### [Rows]
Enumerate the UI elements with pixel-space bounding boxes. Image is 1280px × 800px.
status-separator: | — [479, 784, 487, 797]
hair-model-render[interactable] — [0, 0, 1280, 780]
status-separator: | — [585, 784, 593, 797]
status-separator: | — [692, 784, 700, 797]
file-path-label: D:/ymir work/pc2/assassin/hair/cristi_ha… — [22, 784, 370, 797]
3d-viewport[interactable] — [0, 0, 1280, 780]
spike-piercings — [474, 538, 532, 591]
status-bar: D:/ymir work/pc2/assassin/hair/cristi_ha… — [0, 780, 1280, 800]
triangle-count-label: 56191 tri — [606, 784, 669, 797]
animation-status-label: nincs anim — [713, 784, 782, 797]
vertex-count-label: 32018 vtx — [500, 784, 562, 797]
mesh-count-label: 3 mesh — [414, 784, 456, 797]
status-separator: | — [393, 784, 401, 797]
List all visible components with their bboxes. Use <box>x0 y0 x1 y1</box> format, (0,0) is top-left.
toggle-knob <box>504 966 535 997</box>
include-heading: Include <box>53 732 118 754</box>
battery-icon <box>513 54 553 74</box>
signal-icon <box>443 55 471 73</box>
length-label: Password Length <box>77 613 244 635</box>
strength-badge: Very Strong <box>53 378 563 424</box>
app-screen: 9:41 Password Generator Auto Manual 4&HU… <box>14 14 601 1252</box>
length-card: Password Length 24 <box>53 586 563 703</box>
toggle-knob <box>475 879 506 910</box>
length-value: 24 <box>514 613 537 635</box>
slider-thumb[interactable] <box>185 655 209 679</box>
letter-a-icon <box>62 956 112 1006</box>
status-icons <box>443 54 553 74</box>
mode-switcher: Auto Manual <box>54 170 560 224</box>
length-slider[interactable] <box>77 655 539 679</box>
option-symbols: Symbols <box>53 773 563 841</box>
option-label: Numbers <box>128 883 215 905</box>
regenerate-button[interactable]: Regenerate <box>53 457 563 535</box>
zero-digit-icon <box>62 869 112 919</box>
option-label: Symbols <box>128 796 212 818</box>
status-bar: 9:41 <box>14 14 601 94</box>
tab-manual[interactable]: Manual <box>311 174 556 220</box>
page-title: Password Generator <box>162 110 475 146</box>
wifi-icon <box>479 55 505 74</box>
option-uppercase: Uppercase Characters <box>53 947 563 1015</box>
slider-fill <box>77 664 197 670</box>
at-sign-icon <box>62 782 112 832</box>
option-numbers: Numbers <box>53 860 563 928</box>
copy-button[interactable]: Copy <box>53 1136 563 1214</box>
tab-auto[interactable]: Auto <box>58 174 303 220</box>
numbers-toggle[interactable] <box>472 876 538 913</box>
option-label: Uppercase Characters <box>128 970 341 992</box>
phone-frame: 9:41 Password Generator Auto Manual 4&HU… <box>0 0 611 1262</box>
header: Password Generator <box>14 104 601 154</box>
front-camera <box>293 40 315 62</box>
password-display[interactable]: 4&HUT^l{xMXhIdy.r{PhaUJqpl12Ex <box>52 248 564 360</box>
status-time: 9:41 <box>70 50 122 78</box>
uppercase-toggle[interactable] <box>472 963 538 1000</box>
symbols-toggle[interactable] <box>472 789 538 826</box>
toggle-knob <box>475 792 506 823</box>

### [Task]
In the data above, replace every "toggle-knob" with "switch-knob" and reproduce all the lines with nothing else changed.

### [Reply]
Enumerate the UI elements with pixel-space bounding boxes. Image is 1280px × 800px.
status-separator: | — [479, 784, 487, 797]
hair-model-render[interactable] — [0, 0, 1280, 780]
status-separator: | — [585, 784, 593, 797]
status-separator: | — [692, 784, 700, 797]
file-path-label: D:/ymir work/pc2/assassin/hair/cristi_ha… — [22, 784, 370, 797]
3d-viewport[interactable] — [0, 0, 1280, 780]
spike-piercings — [474, 538, 532, 591]
status-bar: D:/ymir work/pc2/assassin/hair/cristi_ha… — [0, 780, 1280, 800]
triangle-count-label: 56191 tri — [606, 784, 669, 797]
animation-status-label: nincs anim — [713, 784, 782, 797]
vertex-count-label: 32018 vtx — [500, 784, 562, 797]
mesh-count-label: 3 mesh — [414, 784, 456, 797]
status-separator: | — [393, 784, 401, 797]
List all visible components with their bboxes. Use <box>x0 y0 x1 y1</box> format, (0,0) is top-left.
switch-knob <box>504 966 535 997</box>
include-heading: Include <box>53 732 118 754</box>
battery-icon <box>513 54 553 74</box>
signal-icon <box>443 55 471 73</box>
length-label: Password Length <box>77 613 244 635</box>
strength-badge: Very Strong <box>53 378 563 424</box>
app-screen: 9:41 Password Generator Auto Manual 4&HU… <box>14 14 601 1252</box>
length-card: Password Length 24 <box>53 586 563 703</box>
switch-knob <box>475 879 506 910</box>
length-value: 24 <box>514 613 537 635</box>
slider-thumb[interactable] <box>185 655 209 679</box>
letter-a-icon <box>62 956 112 1006</box>
status-icons <box>443 54 553 74</box>
mode-switcher: Auto Manual <box>54 170 560 224</box>
length-slider[interactable] <box>77 655 539 679</box>
option-symbols: Symbols <box>53 773 563 841</box>
option-label: Numbers <box>128 883 215 905</box>
regenerate-button[interactable]: Regenerate <box>53 457 563 535</box>
zero-digit-icon <box>62 869 112 919</box>
option-label: Symbols <box>128 796 212 818</box>
status-bar: 9:41 <box>14 14 601 94</box>
tab-manual[interactable]: Manual <box>311 174 556 220</box>
page-title: Password Generator <box>162 110 475 146</box>
wifi-icon <box>479 55 505 74</box>
option-uppercase: Uppercase Characters <box>53 947 563 1015</box>
slider-fill <box>77 664 197 670</box>
at-sign-icon <box>62 782 112 832</box>
option-numbers: Numbers <box>53 860 563 928</box>
copy-button[interactable]: Copy <box>53 1136 563 1214</box>
tab-auto[interactable]: Auto <box>58 174 303 220</box>
numbers-toggle[interactable] <box>472 876 538 913</box>
option-label: Uppercase Characters <box>128 970 341 992</box>
phone-frame: 9:41 Password Generator Auto Manual 4&HU… <box>0 0 611 1262</box>
header: Password Generator <box>14 104 601 154</box>
front-camera <box>293 40 315 62</box>
password-display[interactable]: 4&HUT^l{xMXhIdy.r{PhaUJqpl12Ex <box>52 248 564 360</box>
status-time: 9:41 <box>70 50 122 78</box>
uppercase-toggle[interactable] <box>472 963 538 1000</box>
symbols-toggle[interactable] <box>472 789 538 826</box>
switch-knob <box>475 792 506 823</box>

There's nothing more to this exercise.